Given data:
[Start]
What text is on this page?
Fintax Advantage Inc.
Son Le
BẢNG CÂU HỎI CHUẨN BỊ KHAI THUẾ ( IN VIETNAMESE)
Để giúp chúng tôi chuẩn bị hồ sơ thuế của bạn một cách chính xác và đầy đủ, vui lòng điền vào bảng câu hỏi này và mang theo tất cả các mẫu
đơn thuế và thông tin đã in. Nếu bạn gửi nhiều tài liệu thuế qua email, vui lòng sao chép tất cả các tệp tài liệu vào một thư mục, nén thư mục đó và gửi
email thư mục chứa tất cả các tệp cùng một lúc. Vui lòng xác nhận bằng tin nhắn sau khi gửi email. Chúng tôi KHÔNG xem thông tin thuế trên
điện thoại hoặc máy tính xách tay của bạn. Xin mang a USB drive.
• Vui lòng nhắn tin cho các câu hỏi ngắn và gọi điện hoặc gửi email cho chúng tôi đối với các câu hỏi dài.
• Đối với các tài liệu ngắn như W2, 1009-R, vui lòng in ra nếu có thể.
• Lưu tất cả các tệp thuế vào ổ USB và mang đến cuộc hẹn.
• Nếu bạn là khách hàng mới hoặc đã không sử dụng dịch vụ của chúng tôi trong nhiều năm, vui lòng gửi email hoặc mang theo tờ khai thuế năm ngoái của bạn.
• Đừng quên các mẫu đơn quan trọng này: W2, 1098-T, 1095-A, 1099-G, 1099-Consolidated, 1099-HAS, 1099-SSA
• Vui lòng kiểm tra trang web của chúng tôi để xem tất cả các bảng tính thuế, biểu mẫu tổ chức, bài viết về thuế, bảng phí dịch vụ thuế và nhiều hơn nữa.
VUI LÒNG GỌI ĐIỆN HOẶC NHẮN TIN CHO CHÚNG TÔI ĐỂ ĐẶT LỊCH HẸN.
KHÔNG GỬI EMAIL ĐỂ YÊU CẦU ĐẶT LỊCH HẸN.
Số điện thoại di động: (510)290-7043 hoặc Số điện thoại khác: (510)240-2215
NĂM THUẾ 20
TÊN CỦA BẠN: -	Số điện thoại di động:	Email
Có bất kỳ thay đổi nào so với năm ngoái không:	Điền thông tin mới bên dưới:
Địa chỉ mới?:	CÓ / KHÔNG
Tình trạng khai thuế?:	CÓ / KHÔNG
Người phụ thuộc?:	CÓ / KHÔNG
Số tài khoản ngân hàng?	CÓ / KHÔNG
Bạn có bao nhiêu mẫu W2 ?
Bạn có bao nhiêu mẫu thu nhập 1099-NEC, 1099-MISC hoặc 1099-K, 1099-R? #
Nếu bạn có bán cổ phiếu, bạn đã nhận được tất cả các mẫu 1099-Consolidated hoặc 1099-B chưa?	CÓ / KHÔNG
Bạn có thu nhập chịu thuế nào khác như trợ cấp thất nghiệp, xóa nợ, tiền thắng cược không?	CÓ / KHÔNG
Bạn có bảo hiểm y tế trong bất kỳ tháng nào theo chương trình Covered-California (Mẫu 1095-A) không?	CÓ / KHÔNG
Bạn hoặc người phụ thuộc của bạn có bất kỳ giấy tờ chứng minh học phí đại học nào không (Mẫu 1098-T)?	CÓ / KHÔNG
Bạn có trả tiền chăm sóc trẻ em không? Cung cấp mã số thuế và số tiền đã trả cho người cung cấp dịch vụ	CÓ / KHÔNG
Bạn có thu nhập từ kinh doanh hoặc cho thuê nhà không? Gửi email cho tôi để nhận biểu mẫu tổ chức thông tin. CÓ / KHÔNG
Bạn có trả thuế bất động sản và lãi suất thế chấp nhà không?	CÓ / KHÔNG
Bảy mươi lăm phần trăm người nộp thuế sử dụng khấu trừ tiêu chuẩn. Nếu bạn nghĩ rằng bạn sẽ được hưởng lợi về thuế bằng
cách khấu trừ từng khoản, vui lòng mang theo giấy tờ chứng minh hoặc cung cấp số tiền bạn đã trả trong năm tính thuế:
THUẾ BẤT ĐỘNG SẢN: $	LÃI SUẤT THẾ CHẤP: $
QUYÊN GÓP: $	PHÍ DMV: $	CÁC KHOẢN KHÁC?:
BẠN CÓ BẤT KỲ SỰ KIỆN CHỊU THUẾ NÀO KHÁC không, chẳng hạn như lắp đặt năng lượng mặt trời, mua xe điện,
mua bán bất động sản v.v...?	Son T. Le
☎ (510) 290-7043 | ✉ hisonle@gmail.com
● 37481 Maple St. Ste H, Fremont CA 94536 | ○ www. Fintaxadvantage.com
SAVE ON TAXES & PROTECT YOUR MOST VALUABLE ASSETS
[End]
What to produce: Output all of the data above without any alteration.

Exercise result:
What text is on this page?
Fintax Advantage Inc.
Son Le
BẢNG CÂU HỎI CHUẨN BỊ KHAI THUẾ ( IN VIETNAMESE)
Để giúp chúng tôi chuẩn bị hồ sơ thuế của bạn một cách chính xác và đầy đủ, vui lòng điền vào bảng câu hỏi này và mang theo tất cả các mẫu
đơn thuế và thông tin đã in. Nếu bạn gửi nhiều tài liệu thuế qua email, vui lòng sao chép tất cả các tệp tài liệu vào một thư mục, nén thư mục đó và gửi
email thư mục chứa tất cả các tệp cùng một lúc. Vui lòng xác nhận bằng tin nhắn sau khi gửi email. Chúng tôi KHÔNG xem thông tin thuế trên
điện thoại hoặc máy tính xách tay của bạn. Xin mang a USB drive.
• Vui lòng nhắn tin cho các câu hỏi ngắn và gọi điện hoặc gửi email cho chúng tôi đối với các câu hỏi dài.
• Đối với các tài liệu ngắn như W2, 1009-R, vui lòng in ra nếu có thể.
• Lưu tất cả các tệp thuế vào ổ USB và mang đến cuộc hẹn.
• Nếu bạn là khách hàng mới hoặc đã không sử dụng dịch vụ của chúng tôi trong nhiều năm, vui lòng gửi email hoặc mang theo tờ khai thuế năm ngoái của bạn.
• Đừng quên các mẫu đơn quan trọng này: W2, 1098-T, 1095-A, 1099-G, 1099-Consolidated, 1099-HAS, 1099-SSA
• Vui lòng kiểm tra trang web của chúng tôi để xem tất cả các bảng tính thuế, biểu mẫu tổ chức, bài viết về thuế, bảng phí dịch vụ thuế và nhiều hơn nữa.
VUI LÒNG GỌI ĐIỆN HOẶC NHẮN TIN CHO CHÚNG TÔI ĐỂ ĐẶT LỊCH HẸN.
KHÔNG GỬI EMAIL ĐỂ YÊU CẦU ĐẶT LỊCH HẸN.
Số điện thoại di động: (510)290-7043 hoặc Số điện thoại khác: (510)240-2215
NĂM THUẾ 20
TÊN CỦA BẠN: -	Số điện thoại di động:	Email
Có bất kỳ thay đổi nào so với năm ngoái không:	Điền thông tin mới bên dưới:
Địa chỉ mới?:	CÓ / KHÔNG
Tình trạng khai thuế?:	CÓ / KHÔNG
Người phụ thuộc?:	CÓ / KHÔNG
Số tài khoản ngân hàng?	CÓ / KHÔNG
Bạn có bao nhiêu mẫu W2 ?
Bạn có bao nhiêu mẫu thu nhập 1099-NEC, 1099-MISC hoặc 1099-K, 1099-R? #
Nếu bạn có bán cổ phiếu, bạn đã nhận được tất cả các mẫu 1099-Consolidated hoặc 1099-B chưa?	CÓ / KHÔNG
Bạn có thu nhập chịu thuế nào khác như trợ cấp thất nghiệp, xóa nợ, tiền thắng cược không?	CÓ / KHÔNG
Bạn có bảo hiểm y tế trong bất kỳ tháng nào theo chương trình Covered-California (Mẫu 1095-A) không?	CÓ / KHÔNG
Bạn hoặc người phụ thuộc của bạn có bất kỳ giấy tờ chứng minh học phí đại học nào không (Mẫu 1098-T)?	CÓ / KHÔNG
Bạn có trả tiền chăm sóc trẻ em không? Cung cấp mã số thuế và số tiền đã trả cho người cung cấp dịch vụ	CÓ / KHÔNG
Bạn có thu nhập từ kinh doanh hoặc cho thuê nhà không? Gửi email cho tôi để nhận biểu mẫu tổ chức thông tin. CÓ / KHÔNG
Bạn có trả thuế bất động sản và lãi suất thế chấp nhà không?	CÓ / KHÔNG
Bảy mươi lăm phần trăm người nộp thuế sử dụng khấu trừ tiêu chuẩn. Nếu bạn nghĩ rằng bạn sẽ được hưởng lợi về thuế bằng
cách khấu trừ từng khoản, vui lòng mang theo giấy tờ chứng minh hoặc cung cấp số tiền bạn đã trả trong năm tính thuế:
THUẾ BẤT ĐỘNG SẢN: $	LÃI SUẤT THẾ CHẤP: $
QUYÊN GÓP: $	PHÍ DMV: $	CÁC KHOẢN KHÁC?:
BẠN CÓ BẤT KỲ SỰ KIỆN CHỊU THUẾ NÀO KHÁC không, chẳng hạn như lắp đặt năng lượng mặt trời, mua xe điện,
mua bán bất động sản v.v...?	Son T. Le
☎ (510) 290-7043 | ✉ hisonle@gmail.com
● 37481 Maple St. Ste H, Fremont CA 94536 | ○ www. Fintaxadvantage.com
SAVE ON TAXES & PROTECT YOUR MOST VALUABLE ASSETS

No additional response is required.